--- Task goal ---
The records that follow are to be repeated exactly, with the pictures removed.

--- Material ---
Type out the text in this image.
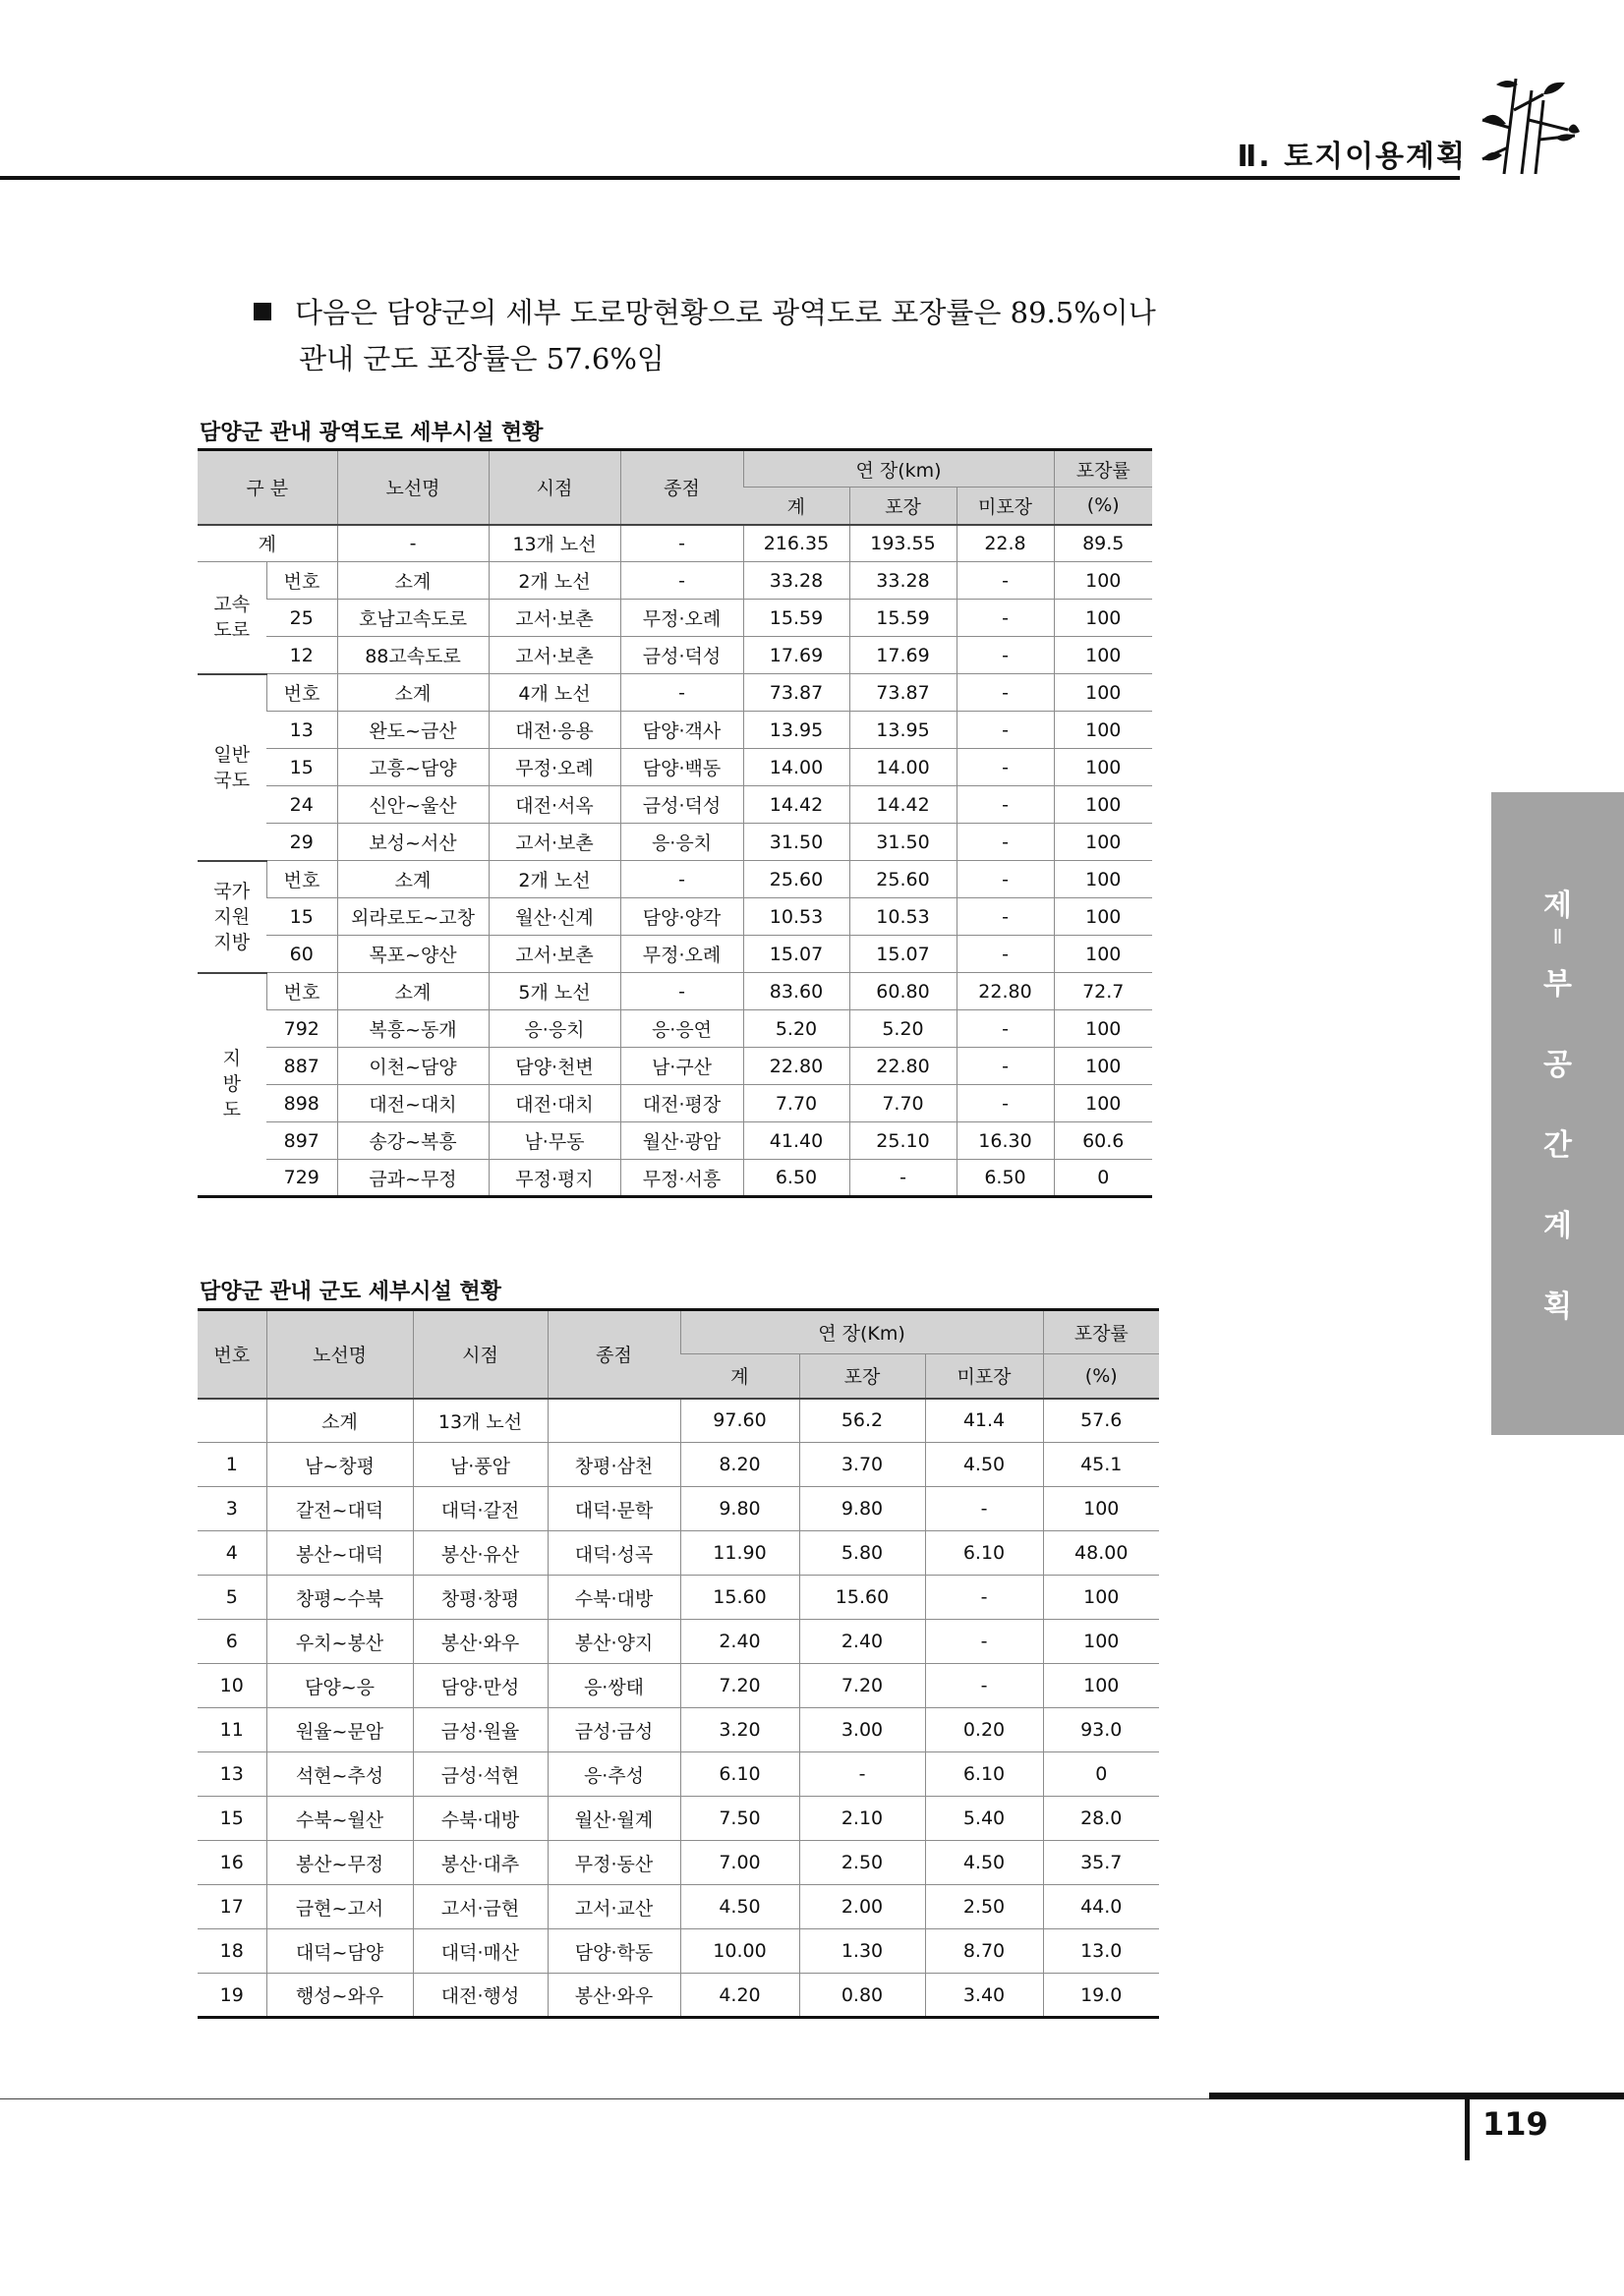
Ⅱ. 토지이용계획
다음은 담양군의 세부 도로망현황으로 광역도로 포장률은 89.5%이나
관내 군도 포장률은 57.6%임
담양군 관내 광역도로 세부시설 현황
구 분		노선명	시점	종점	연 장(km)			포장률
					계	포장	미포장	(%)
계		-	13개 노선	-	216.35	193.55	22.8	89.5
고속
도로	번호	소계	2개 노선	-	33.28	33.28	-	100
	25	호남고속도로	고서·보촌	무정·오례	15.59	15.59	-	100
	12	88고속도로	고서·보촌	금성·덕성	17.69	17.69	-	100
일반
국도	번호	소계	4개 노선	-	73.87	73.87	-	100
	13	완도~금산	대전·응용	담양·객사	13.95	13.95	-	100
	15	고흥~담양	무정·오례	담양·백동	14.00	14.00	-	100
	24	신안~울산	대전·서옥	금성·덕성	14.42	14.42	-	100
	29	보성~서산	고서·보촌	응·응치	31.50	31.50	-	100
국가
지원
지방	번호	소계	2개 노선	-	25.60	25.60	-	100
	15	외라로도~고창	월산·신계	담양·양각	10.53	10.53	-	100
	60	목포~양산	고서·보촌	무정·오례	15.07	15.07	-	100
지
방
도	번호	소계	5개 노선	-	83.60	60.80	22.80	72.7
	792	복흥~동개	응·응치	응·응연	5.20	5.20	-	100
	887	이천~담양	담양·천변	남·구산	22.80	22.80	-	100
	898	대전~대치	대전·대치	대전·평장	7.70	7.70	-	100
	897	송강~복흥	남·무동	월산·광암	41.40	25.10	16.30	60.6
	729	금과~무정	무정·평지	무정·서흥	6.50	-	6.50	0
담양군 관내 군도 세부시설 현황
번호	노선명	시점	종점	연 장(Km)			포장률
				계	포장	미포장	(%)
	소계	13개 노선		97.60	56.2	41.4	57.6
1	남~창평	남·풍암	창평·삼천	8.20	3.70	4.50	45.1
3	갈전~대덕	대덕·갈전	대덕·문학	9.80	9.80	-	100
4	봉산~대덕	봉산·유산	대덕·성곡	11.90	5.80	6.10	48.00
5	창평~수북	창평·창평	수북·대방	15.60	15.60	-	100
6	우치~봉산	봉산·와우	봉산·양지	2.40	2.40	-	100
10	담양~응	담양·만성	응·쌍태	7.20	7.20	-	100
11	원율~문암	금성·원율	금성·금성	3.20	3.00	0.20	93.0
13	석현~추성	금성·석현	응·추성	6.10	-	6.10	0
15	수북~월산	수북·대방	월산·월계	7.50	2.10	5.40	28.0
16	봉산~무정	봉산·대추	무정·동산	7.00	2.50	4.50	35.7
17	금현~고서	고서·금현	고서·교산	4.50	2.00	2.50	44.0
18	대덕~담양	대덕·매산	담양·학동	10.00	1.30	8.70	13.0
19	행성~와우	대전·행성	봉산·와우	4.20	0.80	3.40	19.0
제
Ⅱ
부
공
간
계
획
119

--- Reply to the exercise ---
Type out the text in this image.
Ⅱ. 토지이용계획
다음은 담양군의 세부 도로망현황으로 광역도로 포장률은 89.5%이나
관내 군도 포장률은 57.6%임
담양군 관내 광역도로 세부시설 현황
구 분		노선명	시점	종점	연 장(km)			포장률
					계	포장	미포장	(%)
계		-	13개 노선	-	216.35	193.55	22.8	89.5
고속
도로	번호	소계	2개 노선	-	33.28	33.28	-	100
	25	호남고속도로	고서·보촌	무정·오례	15.59	15.59	-	100
	12	88고속도로	고서·보촌	금성·덕성	17.69	17.69	-	100
일반
국도	번호	소계	4개 노선	-	73.87	73.87	-	100
	13	완도~금산	대전·응용	담양·객사	13.95	13.95	-	100
	15	고흥~담양	무정·오례	담양·백동	14.00	14.00	-	100
	24	신안~울산	대전·서옥	금성·덕성	14.42	14.42	-	100
	29	보성~서산	고서·보촌	응·응치	31.50	31.50	-	100
국가
지원
지방	번호	소계	2개 노선	-	25.60	25.60	-	100
	15	외라로도~고창	월산·신계	담양·양각	10.53	10.53	-	100
	60	목포~양산	고서·보촌	무정·오례	15.07	15.07	-	100
지
방
도	번호	소계	5개 노선	-	83.60	60.80	22.80	72.7
	792	복흥~동개	응·응치	응·응연	5.20	5.20	-	100
	887	이천~담양	담양·천변	남·구산	22.80	22.80	-	100
	898	대전~대치	대전·대치	대전·평장	7.70	7.70	-	100
	897	송강~복흥	남·무동	월산·광암	41.40	25.10	16.30	60.6
	729	금과~무정	무정·평지	무정·서흥	6.50	-	6.50	0
담양군 관내 군도 세부시설 현황
번호	노선명	시점	종점	연 장(Km)			포장률
				계	포장	미포장	(%)
	소계	13개 노선		97.60	56.2	41.4	57.6
1	남~창평	남·풍암	창평·삼천	8.20	3.70	4.50	45.1
3	갈전~대덕	대덕·갈전	대덕·문학	9.80	9.80	-	100
4	봉산~대덕	봉산·유산	대덕·성곡	11.90	5.80	6.10	48.00
5	창평~수북	창평·창평	수북·대방	15.60	15.60	-	100
6	우치~봉산	봉산·와우	봉산·양지	2.40	2.40	-	100
10	담양~응	담양·만성	응·쌍태	7.20	7.20	-	100
11	원율~문암	금성·원율	금성·금성	3.20	3.00	0.20	93.0
13	석현~추성	금성·석현	응·추성	6.10	-	6.10	0
15	수북~월산	수북·대방	월산·월계	7.50	2.10	5.40	28.0
16	봉산~무정	봉산·대추	무정·동산	7.00	2.50	4.50	35.7
17	금현~고서	고서·금현	고서·교산	4.50	2.00	2.50	44.0
18	대덕~담양	대덕·매산	담양·학동	10.00	1.30	8.70	13.0
19	행성~와우	대전·행성	봉산·와우	4.20	0.80	3.40	19.0
제
Ⅱ
부
공
간
계
획
119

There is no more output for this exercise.